Aim >> Return all of the data exactly as given.

Extracts from a graphics dataset >>
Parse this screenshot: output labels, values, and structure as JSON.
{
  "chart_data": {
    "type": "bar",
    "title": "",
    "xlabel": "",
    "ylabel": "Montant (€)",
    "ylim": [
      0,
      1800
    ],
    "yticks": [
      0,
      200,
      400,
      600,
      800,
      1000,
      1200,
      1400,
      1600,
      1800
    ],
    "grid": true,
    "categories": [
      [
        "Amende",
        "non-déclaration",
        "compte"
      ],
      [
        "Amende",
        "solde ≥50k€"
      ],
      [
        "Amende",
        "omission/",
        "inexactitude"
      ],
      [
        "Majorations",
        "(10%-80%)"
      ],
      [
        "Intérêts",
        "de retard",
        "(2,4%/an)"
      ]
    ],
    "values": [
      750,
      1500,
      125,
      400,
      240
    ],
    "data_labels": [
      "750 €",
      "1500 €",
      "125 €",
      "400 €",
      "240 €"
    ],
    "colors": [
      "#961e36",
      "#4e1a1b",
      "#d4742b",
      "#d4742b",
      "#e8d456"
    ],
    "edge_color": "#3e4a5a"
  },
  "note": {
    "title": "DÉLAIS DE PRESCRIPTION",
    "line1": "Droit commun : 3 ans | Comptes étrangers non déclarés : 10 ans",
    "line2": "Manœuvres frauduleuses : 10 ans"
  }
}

Final result >>
Parse this screenshot: output labels, values, and structure as JSON.
{
  "chart_data": {
    "type": "bar",
    "title": "",
    "xlabel": "",
    "ylabel": "Montant (€)",
    "ylim": [
      0,
      1800
    ],
    "yticks": [
      0,
      200,
      400,
      600,
      800,
      1000,
      1200,
      1400,
      1600,
      1800
    ],
    "grid": true,
    "categories": [
      [
        "Amende",
        "non-déclaration",
        "compte"
      ],
      [
        "Amende",
        "solde ≥50k€"
      ],
      [
        "Amende",
        "omission/",
        "inexactitude"
      ],
      [
        "Majorations",
        "(10%-80%)"
      ],
      [
        "Intérêts",
        "de retard",
        "(2,4%/an)"
      ]
    ],
    "values": [
      750,
      1500,
      125,
      400,
      240
    ],
    "data_labels": [
      "750 €",
      "1500 €",
      "125 €",
      "400 €",
      "240 €"
    ],
    "colors": [
      "#961e36",
      "#4e1a1b",
      "#d4742b",
      "#d4742b",
      "#e8d456"
    ],
    "edge_color": "#3e4a5a"
  },
  "note": {
    "title": "DÉLAIS DE PRESCRIPTION",
    "line1": "Droit commun : 3 ans | Comptes étrangers non déclarés : 10 ans",
    "line2": "Manœuvres frauduleuses : 10 ans"
  }
}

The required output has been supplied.